### Stated task
Every line that includes the word "marker" is to be listed.
#### Task material ####
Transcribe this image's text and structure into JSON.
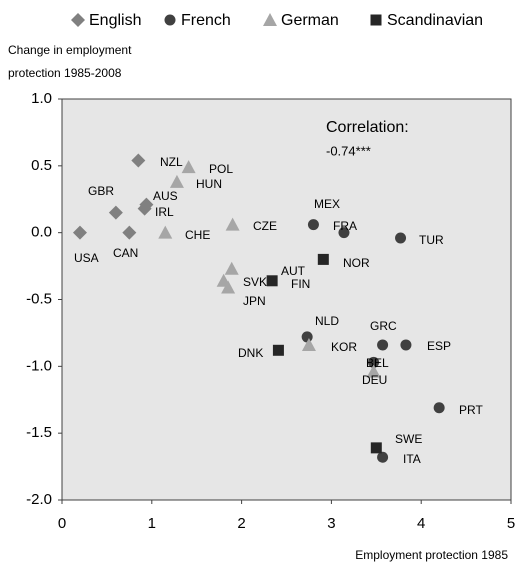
{
  "chart_data": {
    "type": "scatter",
    "y_label": [
      "Change in employment",
      "protection 1985-2008"
    ],
    "x_label": "Employment protection 1985",
    "annotation": [
      "Correlation:",
      "-0.74***"
    ],
    "xlim": [
      0,
      5
    ],
    "xticks": [
      0,
      1,
      2,
      3,
      4,
      5
    ],
    "ylim": [
      -2,
      1
    ],
    "yticks": [
      {
        "value": -2,
        "label": "-2.0"
      },
      {
        "value": -1.5,
        "label": "-1.5"
      },
      {
        "value": -1,
        "label": "-1.0"
      },
      {
        "value": -0.5,
        "label": "-0.5"
      },
      {
        "value": 0,
        "label": "0.0"
      },
      {
        "value": 0.5,
        "label": "0.5"
      },
      {
        "value": 1,
        "label": "1.0"
      }
    ],
    "series": [
      {
        "name": "English",
        "color": "#808080",
        "marker": "diamond",
        "x": [
          0.2,
          0.75,
          0.6,
          0.94,
          0.92,
          0.85
        ],
        "y": [
          0,
          0,
          0.15,
          0.21,
          0.18,
          0.54
        ],
        "labels": [
          "USA",
          "CAN",
          "GBR",
          "AUS",
          "IRL",
          "NZL"
        ]
      },
      {
        "name": "French",
        "color": "#404040",
        "marker": "circle",
        "x": [
          2.8,
          3.14,
          3.77,
          2.73,
          3.57,
          3.83,
          3.47,
          4.2,
          3.57
        ],
        "y": [
          0.06,
          0,
          -0.04,
          -0.78,
          -0.84,
          -0.84,
          -0.97,
          -1.31,
          -1.68
        ],
        "labels": [
          "MEX",
          "FRA",
          "TUR",
          "NLD",
          "GRC",
          "ESP",
          "BEL",
          "PRT",
          "ITA"
        ]
      },
      {
        "name": "German",
        "color": "#a6a6a6",
        "marker": "triangle",
        "x": [
          1.41,
          1.28,
          1.15,
          1.9,
          1.89,
          1.8,
          1.85,
          2.75,
          3.47
        ],
        "y": [
          0.49,
          0.38,
          0,
          0.06,
          -0.27,
          -0.36,
          -0.41,
          -0.84,
          -1.04
        ],
        "labels": [
          "POL",
          "HUN",
          "CHE",
          "CZE",
          "AUT",
          "SVK",
          "JPN",
          "KOR",
          "DEU"
        ]
      },
      {
        "name": "Scandinavian",
        "color": "#262626",
        "marker": "square",
        "x": [
          2.91,
          2.34,
          2.41,
          3.5
        ],
        "y": [
          -0.2,
          -0.36,
          -0.88,
          -1.61
        ],
        "labels": [
          "NOR",
          "FIN",
          "DNK",
          "SWE"
        ]
      }
    ]
  }
}
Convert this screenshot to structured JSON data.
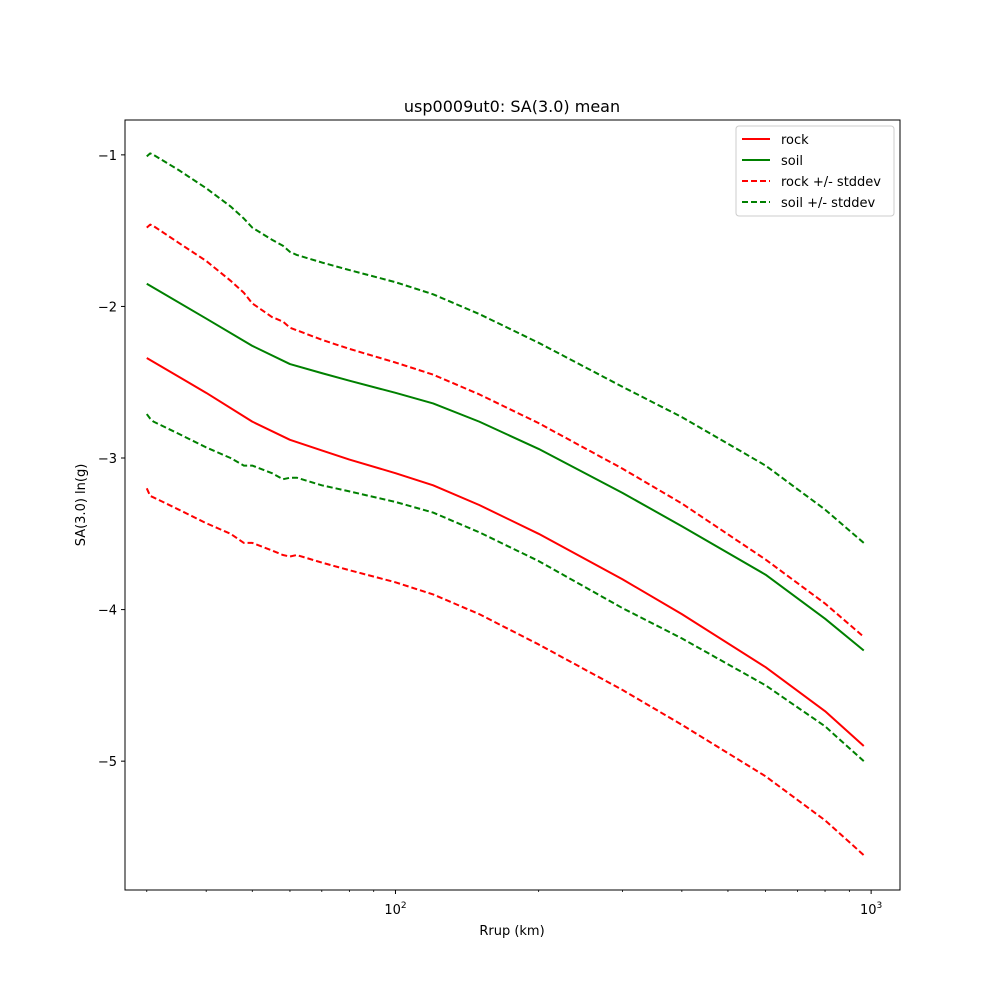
{
  "chart_data": {
    "type": "line",
    "title": "usp0009ut0: SA(3.0) mean",
    "xlabel": "Rrup (km)",
    "ylabel": "SA(3.0) ln(g)",
    "xscale": "log",
    "xlim": [
      27,
      1150
    ],
    "ylim": [
      -5.85,
      -0.77
    ],
    "grid": false,
    "legend_position": "upper-right",
    "x_ticks": [
      {
        "value": 100,
        "base": "10",
        "exp": "2"
      },
      {
        "value": 1000,
        "base": "10",
        "exp": "3"
      }
    ],
    "y_ticks": [
      {
        "value": -1,
        "label": "−1"
      },
      {
        "value": -2,
        "label": "−2"
      },
      {
        "value": -3,
        "label": "−3"
      },
      {
        "value": -4,
        "label": "−4"
      },
      {
        "value": -5,
        "label": "−5"
      }
    ],
    "series": [
      {
        "name": "rock",
        "color": "#ff0000",
        "dash": "solid",
        "x": [
          30,
          40,
          50,
          60,
          70,
          80,
          100,
          120,
          150,
          200,
          300,
          400,
          600,
          800,
          965
        ],
        "y": [
          -2.34,
          -2.57,
          -2.76,
          -2.88,
          -2.95,
          -3.01,
          -3.1,
          -3.18,
          -3.31,
          -3.5,
          -3.8,
          -4.03,
          -4.38,
          -4.67,
          -4.9
        ]
      },
      {
        "name": "soil",
        "color": "#008000",
        "dash": "solid",
        "x": [
          30,
          40,
          50,
          60,
          70,
          80,
          100,
          120,
          150,
          200,
          300,
          400,
          600,
          800,
          965
        ],
        "y": [
          -1.85,
          -2.08,
          -2.26,
          -2.38,
          -2.44,
          -2.49,
          -2.57,
          -2.64,
          -2.76,
          -2.94,
          -3.23,
          -3.45,
          -3.77,
          -4.06,
          -4.27
        ]
      },
      {
        "name": "rock +/- stddev",
        "color": "#ff0000",
        "dash": "dashed",
        "x": [
          30,
          30.5,
          31,
          35,
          40,
          45,
          48,
          50,
          55,
          58,
          60,
          70,
          80,
          100,
          120,
          150,
          200,
          300,
          400,
          600,
          800,
          965
        ],
        "y": [
          -1.48,
          -1.46,
          -1.47,
          -1.58,
          -1.7,
          -1.83,
          -1.91,
          -1.98,
          -2.07,
          -2.1,
          -2.14,
          -2.22,
          -2.28,
          -2.37,
          -2.45,
          -2.58,
          -2.77,
          -3.07,
          -3.3,
          -3.67,
          -3.96,
          -4.18
        ]
      },
      {
        "name": "",
        "color": "#ff0000",
        "dash": "dashed",
        "x": [
          30,
          30.5,
          31,
          35,
          40,
          45,
          48,
          50,
          55,
          58,
          60,
          62,
          70,
          80,
          100,
          120,
          150,
          200,
          300,
          400,
          600,
          800,
          965
        ],
        "y": [
          -3.2,
          -3.25,
          -3.26,
          -3.34,
          -3.43,
          -3.5,
          -3.56,
          -3.56,
          -3.61,
          -3.64,
          -3.65,
          -3.64,
          -3.69,
          -3.74,
          -3.82,
          -3.9,
          -4.03,
          -4.23,
          -4.53,
          -4.76,
          -5.1,
          -5.39,
          -5.62
        ]
      },
      {
        "name": "soil +/- stddev",
        "color": "#008000",
        "dash": "dashed",
        "x": [
          30,
          30.5,
          31,
          35,
          40,
          45,
          48,
          50,
          55,
          58,
          60,
          62,
          70,
          80,
          100,
          120,
          150,
          200,
          300,
          400,
          600,
          800,
          965
        ],
        "y": [
          -1.01,
          -0.99,
          -1.0,
          -1.1,
          -1.22,
          -1.34,
          -1.42,
          -1.48,
          -1.56,
          -1.6,
          -1.64,
          -1.66,
          -1.71,
          -1.76,
          -1.84,
          -1.92,
          -2.05,
          -2.24,
          -2.53,
          -2.73,
          -3.05,
          -3.34,
          -3.56
        ]
      },
      {
        "name": "",
        "color": "#008000",
        "dash": "dashed",
        "x": [
          30,
          30.5,
          31,
          35,
          40,
          45,
          48,
          50,
          55,
          58,
          60,
          62,
          70,
          80,
          100,
          120,
          150,
          200,
          300,
          400,
          600,
          800,
          965
        ],
        "y": [
          -2.71,
          -2.74,
          -2.76,
          -2.84,
          -2.93,
          -3.0,
          -3.05,
          -3.05,
          -3.1,
          -3.14,
          -3.13,
          -3.13,
          -3.18,
          -3.22,
          -3.29,
          -3.36,
          -3.49,
          -3.68,
          -3.99,
          -4.19,
          -4.5,
          -4.77,
          -5.0
        ]
      }
    ]
  }
}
####
### Complete output
        "marker": "diamond",
        "marker": "circle",
        "marker": "triangle",
        "marker": "square",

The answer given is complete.